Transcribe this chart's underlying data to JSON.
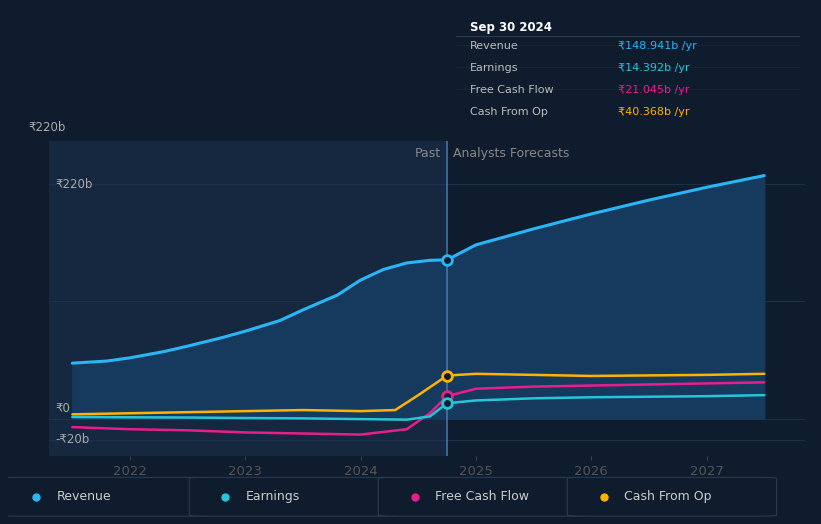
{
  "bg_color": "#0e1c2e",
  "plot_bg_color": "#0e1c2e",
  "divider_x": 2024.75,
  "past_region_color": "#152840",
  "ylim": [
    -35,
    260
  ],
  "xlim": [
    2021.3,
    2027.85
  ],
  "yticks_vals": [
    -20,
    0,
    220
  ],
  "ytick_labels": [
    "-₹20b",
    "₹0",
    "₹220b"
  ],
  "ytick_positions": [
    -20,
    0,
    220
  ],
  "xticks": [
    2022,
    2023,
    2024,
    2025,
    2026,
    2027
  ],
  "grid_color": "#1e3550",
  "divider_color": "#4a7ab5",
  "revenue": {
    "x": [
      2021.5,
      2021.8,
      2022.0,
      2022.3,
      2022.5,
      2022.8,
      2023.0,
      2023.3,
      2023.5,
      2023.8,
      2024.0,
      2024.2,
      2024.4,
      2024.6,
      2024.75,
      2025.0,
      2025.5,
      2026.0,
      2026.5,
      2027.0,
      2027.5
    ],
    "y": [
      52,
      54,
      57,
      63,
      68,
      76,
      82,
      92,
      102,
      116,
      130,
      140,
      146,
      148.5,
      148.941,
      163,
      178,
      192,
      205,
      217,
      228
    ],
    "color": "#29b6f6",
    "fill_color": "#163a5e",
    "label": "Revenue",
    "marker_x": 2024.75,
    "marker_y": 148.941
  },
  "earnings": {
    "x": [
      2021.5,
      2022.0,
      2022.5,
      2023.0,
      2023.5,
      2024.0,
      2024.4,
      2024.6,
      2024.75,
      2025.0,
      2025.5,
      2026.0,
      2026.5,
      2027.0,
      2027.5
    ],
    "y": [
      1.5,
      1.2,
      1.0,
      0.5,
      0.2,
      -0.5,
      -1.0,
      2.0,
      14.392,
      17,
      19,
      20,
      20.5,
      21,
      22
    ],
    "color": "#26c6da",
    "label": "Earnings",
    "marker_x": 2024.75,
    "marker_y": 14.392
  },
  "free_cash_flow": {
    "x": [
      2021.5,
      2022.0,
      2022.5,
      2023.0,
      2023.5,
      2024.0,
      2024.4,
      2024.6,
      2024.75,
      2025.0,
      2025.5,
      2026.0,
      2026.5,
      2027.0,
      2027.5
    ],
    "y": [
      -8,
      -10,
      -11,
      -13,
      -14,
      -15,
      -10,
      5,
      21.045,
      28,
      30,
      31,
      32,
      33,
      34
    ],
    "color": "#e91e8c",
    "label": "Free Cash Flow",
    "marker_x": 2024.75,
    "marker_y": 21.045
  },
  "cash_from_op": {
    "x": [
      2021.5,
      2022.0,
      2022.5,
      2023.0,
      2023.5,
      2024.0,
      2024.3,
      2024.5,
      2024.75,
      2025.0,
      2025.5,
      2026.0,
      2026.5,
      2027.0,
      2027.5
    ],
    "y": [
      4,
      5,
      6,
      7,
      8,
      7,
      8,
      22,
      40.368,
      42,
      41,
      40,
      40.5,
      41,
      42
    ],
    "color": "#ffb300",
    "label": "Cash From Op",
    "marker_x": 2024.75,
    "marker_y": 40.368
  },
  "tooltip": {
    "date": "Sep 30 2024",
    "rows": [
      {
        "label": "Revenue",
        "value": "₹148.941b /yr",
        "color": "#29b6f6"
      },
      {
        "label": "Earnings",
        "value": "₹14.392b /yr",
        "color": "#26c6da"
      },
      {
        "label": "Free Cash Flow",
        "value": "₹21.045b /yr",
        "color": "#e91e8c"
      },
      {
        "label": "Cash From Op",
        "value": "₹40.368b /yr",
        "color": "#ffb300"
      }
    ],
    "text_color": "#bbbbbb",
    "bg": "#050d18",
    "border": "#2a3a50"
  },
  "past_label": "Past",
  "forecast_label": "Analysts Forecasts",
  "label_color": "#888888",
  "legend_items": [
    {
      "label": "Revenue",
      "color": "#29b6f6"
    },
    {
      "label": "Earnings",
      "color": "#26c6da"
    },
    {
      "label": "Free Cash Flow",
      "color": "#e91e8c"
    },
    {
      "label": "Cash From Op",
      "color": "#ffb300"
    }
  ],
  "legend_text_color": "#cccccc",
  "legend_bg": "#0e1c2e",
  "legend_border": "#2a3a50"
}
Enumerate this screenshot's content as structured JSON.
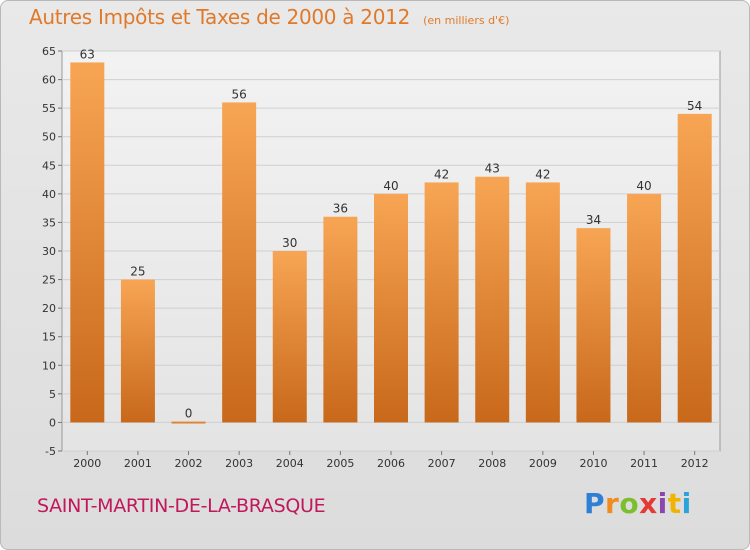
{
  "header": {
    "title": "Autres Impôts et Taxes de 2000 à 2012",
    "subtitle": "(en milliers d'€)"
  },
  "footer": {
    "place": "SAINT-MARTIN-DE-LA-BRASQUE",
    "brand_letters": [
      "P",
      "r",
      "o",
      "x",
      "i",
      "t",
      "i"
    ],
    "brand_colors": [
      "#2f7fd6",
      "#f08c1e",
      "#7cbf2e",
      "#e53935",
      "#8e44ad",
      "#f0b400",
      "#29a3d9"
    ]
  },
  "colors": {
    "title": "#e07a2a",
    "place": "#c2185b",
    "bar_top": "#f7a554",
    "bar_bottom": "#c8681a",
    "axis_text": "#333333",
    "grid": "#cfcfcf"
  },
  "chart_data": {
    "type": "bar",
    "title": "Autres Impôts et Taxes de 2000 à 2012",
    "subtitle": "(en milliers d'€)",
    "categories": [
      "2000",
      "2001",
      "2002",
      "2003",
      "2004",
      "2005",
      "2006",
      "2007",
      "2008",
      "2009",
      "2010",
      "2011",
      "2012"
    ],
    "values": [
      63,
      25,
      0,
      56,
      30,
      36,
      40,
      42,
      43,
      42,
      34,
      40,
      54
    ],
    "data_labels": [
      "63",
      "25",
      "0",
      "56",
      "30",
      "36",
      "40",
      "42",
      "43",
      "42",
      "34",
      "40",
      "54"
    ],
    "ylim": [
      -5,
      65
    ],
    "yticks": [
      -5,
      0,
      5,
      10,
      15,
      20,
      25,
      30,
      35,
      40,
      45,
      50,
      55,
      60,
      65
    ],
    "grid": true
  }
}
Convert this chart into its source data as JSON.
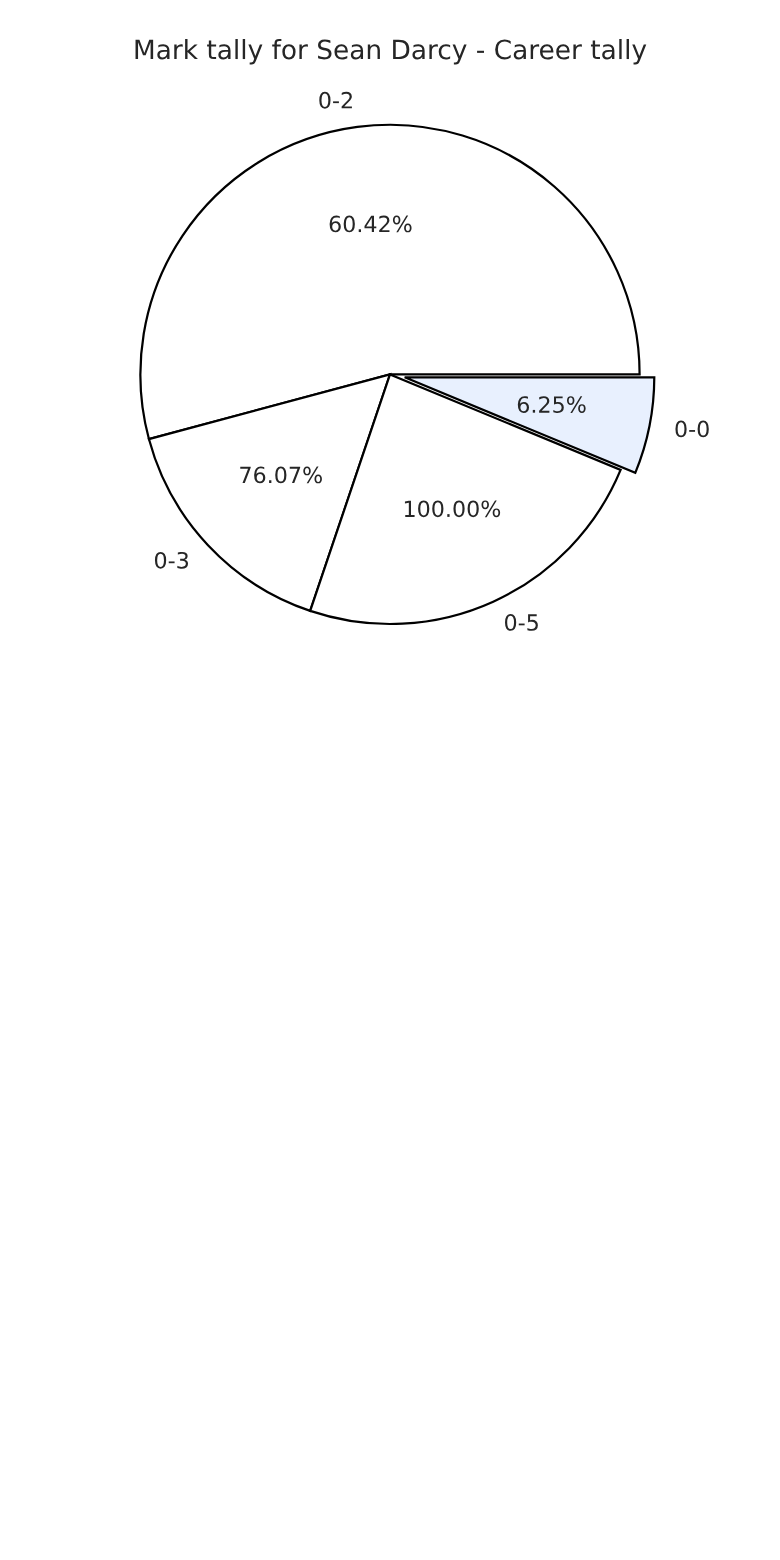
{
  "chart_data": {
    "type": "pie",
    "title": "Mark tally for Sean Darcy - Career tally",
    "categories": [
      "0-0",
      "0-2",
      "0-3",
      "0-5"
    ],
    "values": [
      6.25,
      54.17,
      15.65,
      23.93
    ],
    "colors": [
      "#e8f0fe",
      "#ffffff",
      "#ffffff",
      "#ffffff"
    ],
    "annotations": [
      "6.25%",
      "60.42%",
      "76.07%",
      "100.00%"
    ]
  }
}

● Task to complete: With the pictures left out, please output each line from the one containing "Convert this chart" through the end of the entries, exactly as it is.

● Result:
Convert this chart into its source data as JSON.
{
  "chart_data": {
    "type": "pie",
    "title": "Mark tally for Sean Darcy - Career tally",
    "categories": [
      "0-0",
      "0-2",
      "0-3",
      "0-5"
    ],
    "values": [
      6.25,
      54.17,
      15.65,
      23.93
    ],
    "colors": [
      "#e8f0fe",
      "#ffffff",
      "#ffffff",
      "#ffffff"
    ],
    "annotations": [
      "6.25%",
      "60.42%",
      "76.07%",
      "100.00%"
    ]
  }
}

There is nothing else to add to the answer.